WHAT THIS TASK INVOLVES:
Could every line of the data be printed exactly as it reads?

DATA RECORDS:

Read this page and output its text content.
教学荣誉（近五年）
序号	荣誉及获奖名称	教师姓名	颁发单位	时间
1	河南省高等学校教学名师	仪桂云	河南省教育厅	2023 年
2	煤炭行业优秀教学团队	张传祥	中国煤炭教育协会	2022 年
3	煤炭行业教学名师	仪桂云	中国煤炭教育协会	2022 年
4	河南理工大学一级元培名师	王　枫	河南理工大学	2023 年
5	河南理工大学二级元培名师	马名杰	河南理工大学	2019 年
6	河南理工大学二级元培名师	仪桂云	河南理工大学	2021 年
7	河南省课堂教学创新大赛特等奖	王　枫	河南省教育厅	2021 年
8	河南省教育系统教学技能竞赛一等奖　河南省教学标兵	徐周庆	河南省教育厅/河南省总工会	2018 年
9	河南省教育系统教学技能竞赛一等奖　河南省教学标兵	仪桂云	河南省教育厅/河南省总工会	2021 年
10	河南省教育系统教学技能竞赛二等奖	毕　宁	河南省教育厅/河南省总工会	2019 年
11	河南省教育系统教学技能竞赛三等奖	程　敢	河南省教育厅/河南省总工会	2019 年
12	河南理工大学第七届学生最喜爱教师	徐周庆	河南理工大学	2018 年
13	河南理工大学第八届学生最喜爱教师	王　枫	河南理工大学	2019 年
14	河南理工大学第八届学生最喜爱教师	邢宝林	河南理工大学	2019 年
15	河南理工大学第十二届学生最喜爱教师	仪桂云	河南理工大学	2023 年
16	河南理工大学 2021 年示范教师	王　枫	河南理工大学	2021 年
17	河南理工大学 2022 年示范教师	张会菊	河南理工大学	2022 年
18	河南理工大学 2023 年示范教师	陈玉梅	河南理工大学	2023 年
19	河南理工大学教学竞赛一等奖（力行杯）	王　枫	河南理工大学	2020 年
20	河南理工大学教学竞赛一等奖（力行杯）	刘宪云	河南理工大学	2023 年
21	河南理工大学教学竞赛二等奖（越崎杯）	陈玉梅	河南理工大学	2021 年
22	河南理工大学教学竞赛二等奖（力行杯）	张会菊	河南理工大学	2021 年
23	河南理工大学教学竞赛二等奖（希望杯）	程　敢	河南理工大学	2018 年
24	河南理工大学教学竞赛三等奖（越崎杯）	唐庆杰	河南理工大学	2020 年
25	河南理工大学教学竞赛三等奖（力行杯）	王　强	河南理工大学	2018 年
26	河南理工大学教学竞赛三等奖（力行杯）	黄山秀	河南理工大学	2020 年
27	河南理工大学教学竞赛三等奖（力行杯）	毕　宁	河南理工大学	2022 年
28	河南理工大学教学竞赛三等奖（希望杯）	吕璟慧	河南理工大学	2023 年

CORRECT ANSWER:
Read this page and output its text content.
教学荣誉（近五年）
序号	荣誉及获奖名称	教师姓名	颁发单位	时间
1	河南省高等学校教学名师	仪桂云	河南省教育厅	2023 年
2	煤炭行业优秀教学团队	张传祥	中国煤炭教育协会	2022 年
3	煤炭行业教学名师	仪桂云	中国煤炭教育协会	2022 年
4	河南理工大学一级元培名师	王　枫	河南理工大学	2023 年
5	河南理工大学二级元培名师	马名杰	河南理工大学	2019 年
6	河南理工大学二级元培名师	仪桂云	河南理工大学	2021 年
7	河南省课堂教学创新大赛特等奖	王　枫	河南省教育厅	2021 年
8	河南省教育系统教学技能竞赛一等奖　河南省教学标兵	徐周庆	河南省教育厅/河南省总工会	2018 年
9	河南省教育系统教学技能竞赛一等奖　河南省教学标兵	仪桂云	河南省教育厅/河南省总工会	2021 年
10	河南省教育系统教学技能竞赛二等奖	毕　宁	河南省教育厅/河南省总工会	2019 年
11	河南省教育系统教学技能竞赛三等奖	程　敢	河南省教育厅/河南省总工会	2019 年
12	河南理工大学第七届学生最喜爱教师	徐周庆	河南理工大学	2018 年
13	河南理工大学第八届学生最喜爱教师	王　枫	河南理工大学	2019 年
14	河南理工大学第八届学生最喜爱教师	邢宝林	河南理工大学	2019 年
15	河南理工大学第十二届学生最喜爱教师	仪桂云	河南理工大学	2023 年
16	河南理工大学 2021 年示范教师	王　枫	河南理工大学	2021 年
17	河南理工大学 2022 年示范教师	张会菊	河南理工大学	2022 年
18	河南理工大学 2023 年示范教师	陈玉梅	河南理工大学	2023 年
19	河南理工大学教学竞赛一等奖（力行杯）	王　枫	河南理工大学	2020 年
20	河南理工大学教学竞赛一等奖（力行杯）	刘宪云	河南理工大学	2023 年
21	河南理工大学教学竞赛二等奖（越崎杯）	陈玉梅	河南理工大学	2021 年
22	河南理工大学教学竞赛二等奖（力行杯）	张会菊	河南理工大学	2021 年
23	河南理工大学教学竞赛二等奖（希望杯）	程　敢	河南理工大学	2018 年
24	河南理工大学教学竞赛三等奖（越崎杯）	唐庆杰	河南理工大学	2020 年
25	河南理工大学教学竞赛三等奖（力行杯）	王　强	河南理工大学	2018 年
26	河南理工大学教学竞赛三等奖（力行杯）	黄山秀	河南理工大学	2020 年
27	河南理工大学教学竞赛三等奖（力行杯）	毕　宁	河南理工大学	2022 年
28	河南理工大学教学竞赛三等奖（希望杯）	吕璟慧	河南理工大学	2023 年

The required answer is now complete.